▶ [Description of the task]
Gather, from the listing beneath this task, every line holding the string "ڪندا".

▶ [Information shown]
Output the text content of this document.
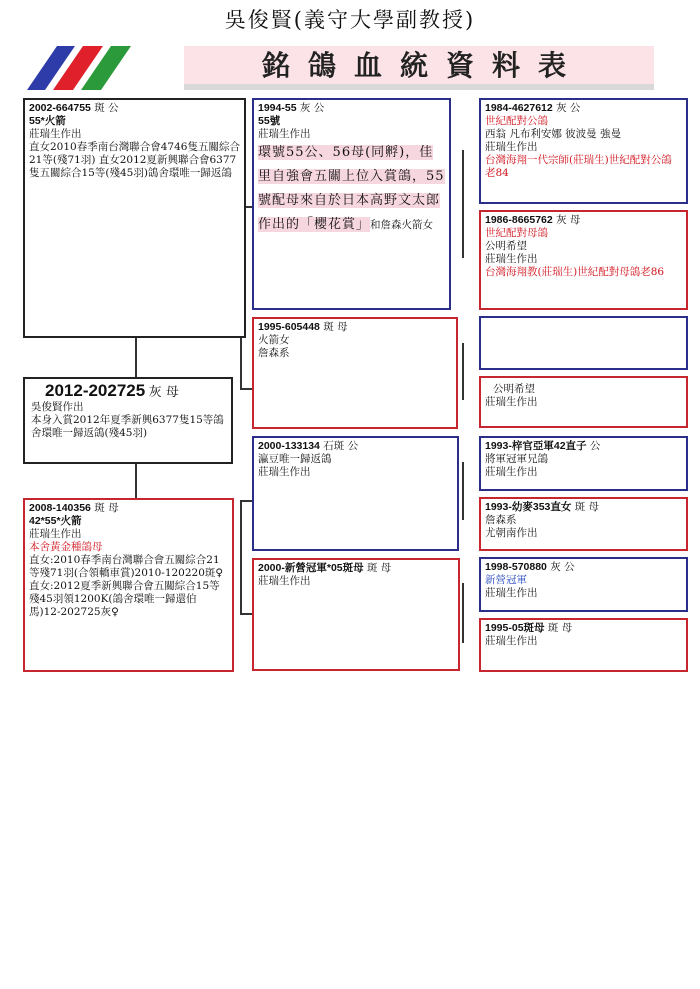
吳俊賢(義守大學副教授)
銘鴿血統資料表
2002-664755 斑 公
55*火箭
莊瑞生作出
直女2010春季南台灣聯合會4746隻五關綜合21等(殘71羽) 直女2012夏新興聯合會6377隻五關綜合15等(殘45羽)鴿舍環唯一歸返鴿
2012-202725 灰 母
吳俊賢作出
本身入賞2012年夏季新興6377隻15等鴿舍環唯一歸返鴿(殘45羽)
2008-140356 斑 母
42*55*火箭
莊瑞生作出
本舍黃金種鴿母
直女:2010春季南台灣聯合會五關綜合21等殘71羽(合領轎車賞)2010-120220斑♀
直女:2012夏季新興聯合會五關綜合15等殘45羽領1200K(鴿舍環唯一歸還伯馬)12-202725灰♀
1994-55 灰 公
55號
莊瑞生作出
環號55公、56母(同孵)，佳里自強會五關上位入賞鴿，55號配母來自於日本高野文太郎作出的「櫻花賞」和詹森火箭女
1995-605448 斑 母
火箭女
詹森系
2000-133134 石斑 公
瀛豆唯一歸返鴿
莊瑞生作出
2000-新營冠軍*05斑母 斑 母
莊瑞生作出
1984-4627612 灰 公
世紀配對公鴿
西翁 凡布利安娜 彼波曼 強曼
莊瑞生作出
台灣海翔一代宗師(莊瑞生)世紀配對公鴿老84
1986-8665762 灰 母
世紀配對母鴿
公明希望
莊瑞生作出
台灣海翔教(莊瑞生)世紀配對母鴿老86
公明希望
莊瑞生作出
1993-梓官亞軍42直子 公
將軍冠軍兄鴿
莊瑞生作出
1993-幼麥353直女 斑 母
詹森系
尤朝南作出
1998-570880 灰 公
新營冠軍
莊瑞生作出
1995-05斑母 斑 母
莊瑞生作出
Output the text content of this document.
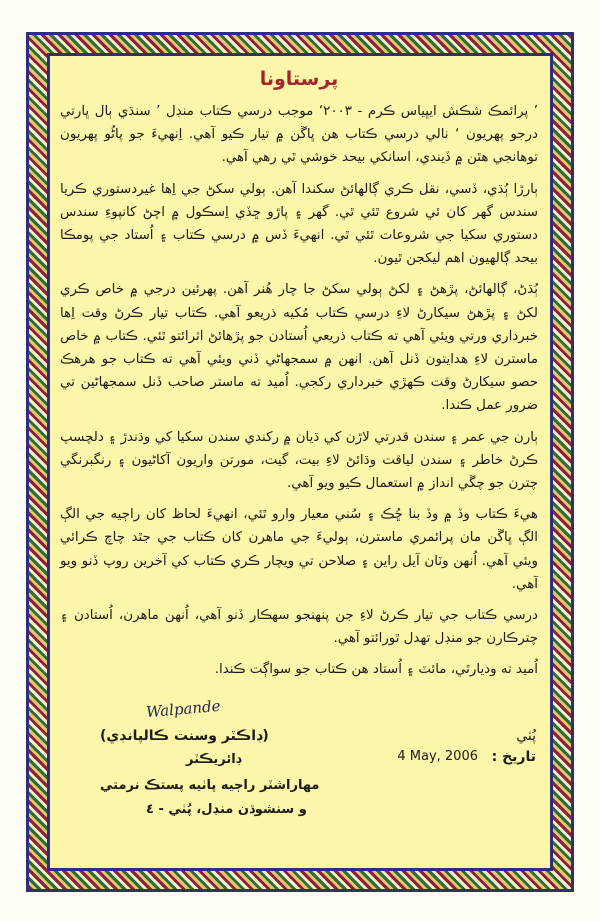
پرستاونا

’ پرائمڪ شڪش ايڀياس ڪرم - ٢٠٠٣‘ موجب درسي ڪتاب منڊل ’ سنڌي ٻال ڀارتي درجو پهريون ‘ نالي درسي ڪتاب هن ڀاڱن ۾ تيار ڪيو آهي. اِنهيءَ جو پاڻُو پهريون توهانجي هٿن ۾ ڏيندي، اسانکي بيحد خوشي ٿي رهي آهي.

ٻارڙا ٻُڌي، ڏسي، نقل ڪري ڳالهائڻ سکندا آهن. ٻولي سکڻ جي اِها غيردستوري ڪريا سندس گهر کان ئي شروع ٿئي ٿي. گهر ۽ پاڙو ڇڏي اِسڪول ۾ اچڻ کانپوءِ سندس دستوري سکيا جي شروعات ٿئي ٿي. انهيءَ ڏس ۾ درسي ڪتاب ۽ اُستاد جي پومڪا بيحد ڳالهيون اهم ليکجن ٿيون.

ٻُڌڻ، ڳالهائڻ، پڙهڻ ۽ لکڻ ٻولي سکڻ جا چار هُنر آهن. پهرئين درجي ۾ خاص ڪري لکڻ ۽ پڙهڻ سيکارڻ لاءِ درسي ڪتاب مُکيه ذريعو آهي. ڪتاب تيار ڪرڻ وقت اِها خبرداري ورتي ويئي آهي ته ڪتاب ذريعي اُستادن جو پڙهائڻ اثرائتو ٿئي. ڪتاب ۾ خاص ماسترن لاءِ هدايتون ڏنل آهن. انهن ۾ سمجهاڻي ڏني ويئي آهي ته ڪتاب جو هرهڪ حصو سيکارڻ وقت ڪهڙي خبرداري رکجي. اُميد ته ماستر صاحب ڏنل سمجهاڻين تي ضرور عمل ڪندا.

ٻارن جي عمر ۽ سندن قدرتي لاڙن کي ڌيان ۾ رکندي سندن سکيا کي وڌندڙ ۽ دلچسپ ڪرڻ خاطر ۽ سندن لياقت وڌائڻ لاءِ بيت، گيت، مورتن واريون آکاڻيون ۽ رنگبرنگي چترن جو چڱي انداز ۾ استعمال ڪيو ويو آهي.

هيءَ ڪتاب وڏ ۾ وڏ بنا ڇُڪ ۽ سُني معيار وارو ٿئي، انهيءَ لحاظ کان راڄيه جي الڳ الڳ ڀاڱن مان پرائمري ماسترن، ٻوليءَ جي ماهرن کان ڪتاب جي جٿد چاچ ڪرائي ويئي آهي. اُنهن وٽان آيل راين ۽ صلاحن تي ويچار ڪري ڪتاب کي آخرين روپ ڏنو ويو آهي.

درسي ڪتاب جي تيار ڪرڻ لاءِ جن پنهنجو سهڪار ڏنو آهي، اُنهن ماهرن، اُستادن ۽ چترڪارن جو منڊل تهدل ٿورائتو آهي.

اُميد ته وديارٿي، مائٽ ۽ اُستاد هن ڪتاب جو سواڳت ڪندا.

Walpande
(ڊاڪٽر وسنت ڪالپانڊي)	پُٺي
تاريخ :
4 May, 2006
ڊائريڪٽر
مهاراشٽر راڄيه پاٺيه پستڪ نرمتي
و سنشوڌن منڊل، پُٺي - ٤
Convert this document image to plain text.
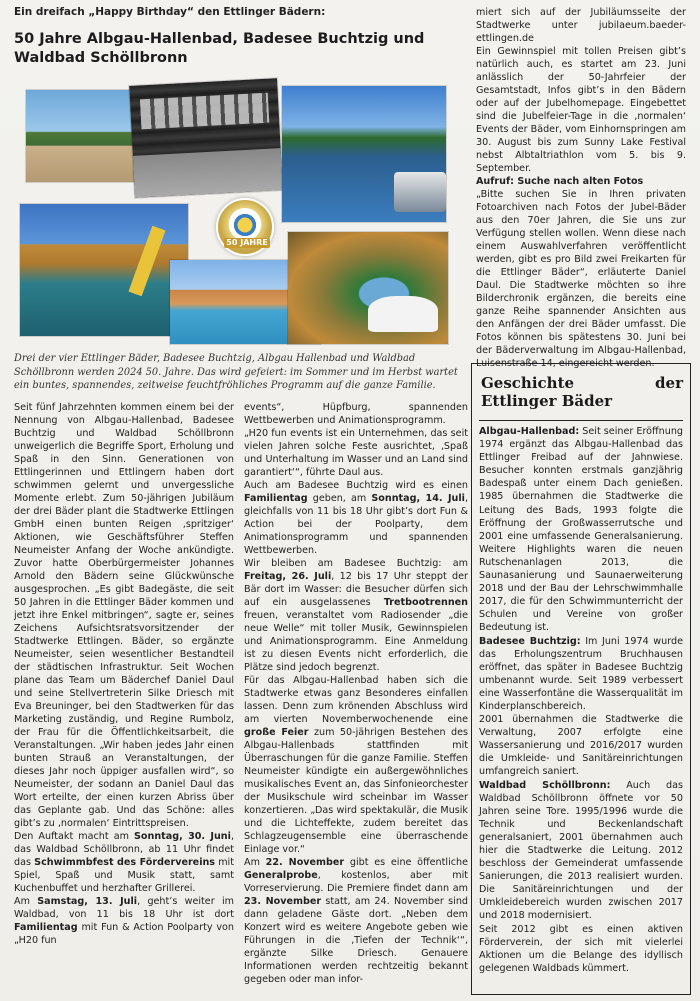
Ein dreifach „Happy Birthday“ den Ettlinger Bädern:
50 Jahre Albgau-Hallenbad, Badesee Buchtzig und Waldbad Schöllbronn
50 JAHRE
Drei der vier Ettlinger Bäder, Badesee Buchtzig, Albgau Hallenbad und Waldbad Schöllbronn werden 2024 50. Jahre. Das wird gefeiert: im Sommer und im Herbst wartet ein buntes, spannendes, zeitweise feuchtfröhliches Programm auf die ganze Familie.

Seit fünf Jahrzehnten kommen einem bei der Nennung von Albgau-Hallenbad, Badesee Buchtzig und Waldbad Schöllbronn unweigerlich die Begriffe Sport, Erholung und Spaß in den Sinn. Generationen von Ettlingerinnen und Ettlingern haben dort schwimmen gelernt und unvergessliche Momente erlebt. Zum 50-jährigen Jubiläum der drei Bäder plant die Stadtwerke Ettlingen GmbH einen bunten Reigen ‚spritziger‘ Aktionen, wie Geschäftsführer Steffen Neumeister Anfang der Woche ankündigte. Zuvor hatte Oberbürgermeister Johannes Arnold den Bädern seine Glückwünsche ausgesprochen. „Es gibt Badegäste, die seit 50 Jahren in die Ettlinger Bäder kommen und jetzt ihre Enkel mitbringen“, sagte er, seines Zeichens Aufsichtsratsvorsitzender der Stadtwerke Ettlingen. Bäder, so ergänzte Neumeister, seien wesentlicher Bestandteil der städtischen Infrastruktur. Seit Wochen plane das Team um Bäderchef Daniel Daul und seine Stellvertreterin Silke Driesch mit Eva Breuninger, bei den Stadtwerken für das Marketing zuständig, und Regine Rumbolz, der Frau für die Öffentlichkeitsarbeit, die Veranstaltungen. „Wir haben jedes Jahr einen bunten Strauß an Veranstaltungen, der dieses Jahr noch üppiger ausfallen wird“, so Neumeister, der sodann an Daniel Daul das Wort erteilte, der einen kurzen Abriss über das Geplante gab. Und das Schöne: alles gibt’s zu ‚normalen‘ Eintrittspreisen.

Den Auftakt macht am Sonntag, 30. Juni, das Waldbad Schöllbronn, ab 11 Uhr findet das Schwimmbfest des Fördervereins mit Spiel, Spaß und Musik statt, samt Kuchenbuffet und herzhafter Grillerei.

Am Samstag, 13. Juli, geht’s weiter im Waldbad, von 11 bis 18 Uhr ist dort Familientag mit Fun & Action Poolparty von „H20 fun

events“, Hüpfburg, spannenden Wettbewerben und Animationsprogramm.

„H20 fun events ist ein Unternehmen, das seit vielen Jahren solche Feste ausrichtet, ‚Spaß und Unterhaltung im Wasser und an Land sind garantiert‘“, führte Daul aus.

Auch am Badesee Buchtzig wird es einen Familientag geben, am Sonntag, 14. Juli, gleichfalls von 11 bis 18 Uhr gibt’s dort Fun & Action bei der Poolparty, dem Animationsprogramm und spannenden Wettbewerben.

Wir bleiben am Badesee Buchtzig: am Freitag, 26. Juli, 12 bis 17 Uhr steppt der Bär dort im Wasser: die Besucher dürfen sich auf ein ausgelassenes Tretbootrennen freuen, veranstaltet vom Radiosender „die neue Welle“ mit toller Musik, Gewinnspielen und Animationsprogramm. Eine Anmeldung ist zu diesen Events nicht erforderlich, die Plätze sind jedoch begrenzt.

Für das Albgau-Hallenbad haben sich die Stadtwerke etwas ganz Besonderes einfallen lassen. Denn zum krönenden Abschluss wird am vierten Novemberwochenende eine große Feier zum 50-jährigen Bestehen des Albgau-Hallenbads stattfinden mit Überraschungen für die ganze Familie. Steffen Neumeister kündigte ein außergewöhnliches musikalisches Event an, das Sinfonieorchester der Musikschule wird scheinbar im Wasser konzertieren. „Das wird spektakulär, die Musik und die Lichteffekte, zudem bereitet das Schlagzeugensemble eine überraschende Einlage vor.“

Am 22. November gibt es eine öffentliche Generalprobe, kostenlos, aber mit Vorreservierung. Die Premiere findet dann am 23. November statt, am 24. November sind dann geladene Gäste dort. „Neben dem Konzert wird es weitere Angebote geben wie Führungen in die ‚Tiefen der Technik‘“, ergänzte Silke Driesch. Genauere Informationen werden rechtzeitig bekannt gegeben oder man infor-

miert sich auf der Jubiläumsseite der Stadtwerke unter jubilaeum.baeder-ettlingen.de

Ein Gewinnspiel mit tollen Preisen gibt’s natürlich auch, es startet am 23. Juni anlässlich der 50-Jahrfeier der Gesamtstadt, Infos gibt’s in den Bädern oder auf der Jubelhomepage. Eingebettet sind die Jubelfeier-Tage in die ‚normalen‘ Events der Bäder, vom Einhornspringen am 30. August bis zum Sunny Lake Festival nebst Albtaltriathlon vom 5. bis 9. September.

Aufruf: Suche nach alten Fotos

„Bitte suchen Sie in Ihren privaten Fotoarchiven nach Fotos der Jubel-Bäder aus den 70er Jahren, die Sie uns zur Verfügung stellen wollen. Wenn diese nach einem Auswahlverfahren veröffentlicht werden, gibt es pro Bild zwei Freikarten für die Ettlinger Bäder“, erläuterte Daniel Daul. Die Stadtwerke möchten so ihre Bilderchronik ergänzen, die bereits eine ganze Reihe spannender Ansichten aus den Anfängen der drei Bäder umfasst. Die Fotos können bis spätestens 30. Juni bei der Bäderverwaltung im Albgau-Hallenbad, Luisenstraße 14, eingereicht werden.

Geschichte der Ettlinger Bäder

Albgau-Hallenbad: Seit seiner Eröffnung 1974 ergänzt das Albgau-Hallenbad das Ettlinger Freibad auf der Jahnwiese. Besucher konnten erstmals ganzjährig Badespaß unter einem Dach genießen. 1985 übernahmen die Stadtwerke die Leitung des Bads, 1993 folgte die Eröffnung der Großwasserrutsche und 2001 eine umfassende Generalsanierung. Weitere Highlights waren die neuen Rutschenanlagen 2013, die Saunasanierung und Saunaerweiterung 2018 und der Bau der Lehrschwimmhalle 2017, die für den Schwimmunterricht der Schulen und Vereine von großer Bedeutung ist.

Badesee Buchtzig: Im Juni 1974 wurde das Erholungszentrum Bruchhausen eröffnet, das später in Badesee Buchtzig umbenannt wurde. Seit 1989 verbessert eine Wasserfontäne die Wasserqualität im Kinderplanschbereich.

2001 übernahmen die Stadtwerke die Verwaltung, 2007 erfolgte eine Wassersanierung und 2016/2017 wurden die Umkleide- und Sanitäreinrichtungen umfangreich saniert.

Waldbad Schöllbronn: Auch das Waldbad Schöllbronn öffnete vor 50 Jahren seine Tore. 1995/1996 wurde die Technik und Beckenlandschaft generalsaniert, 2001 übernahmen auch hier die Stadtwerke die Leitung. 2012 beschloss der Gemeinderat umfassende Sanierungen, die 2013 realisiert wurden. Die Sanitäreinrichtungen und der Umkleidebereich wurden zwischen 2017 und 2018 modernisiert.

Seit 2012 gibt es einen aktiven Förderverein, der sich mit vielerlei Aktionen um die Belange des idyllisch gelegenen Waldbads kümmert.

▶ [Solution to this problem]
ٻُڌڻ، ڳالهائڻ، پڙهڻ ۽ لکڻ ٻولي سکڻ جا چار هُنر آهن. پهرئين درجي ۾ خاص ڪري لکڻ ۽ پڙهڻ سيکارڻ لاءِ درسي ڪتاب مُکيه ذريعو آهي. ڪتاب تيار ڪرڻ وقت اِها خبرداري ورتي ويئي آهي ته ڪتاب ذريعي اُستادن جو پڙهائڻ اثرائتو ٿئي. ڪتاب ۾ خاص ماسترن لاءِ هدايتون ڏنل آهن. انهن ۾ سمجهاڻي ڏني ويئي آهي ته ڪتاب جو هرهڪ حصو سيکارڻ وقت ڪهڙي خبرداري رکجي. اُميد ته ماستر صاحب ڏنل سمجهاڻين تي ضرور عمل ڪندا.
اُميد ته وديارٿي، مائٽ ۽ اُستاد هن ڪتاب جو سواڳت ڪندا.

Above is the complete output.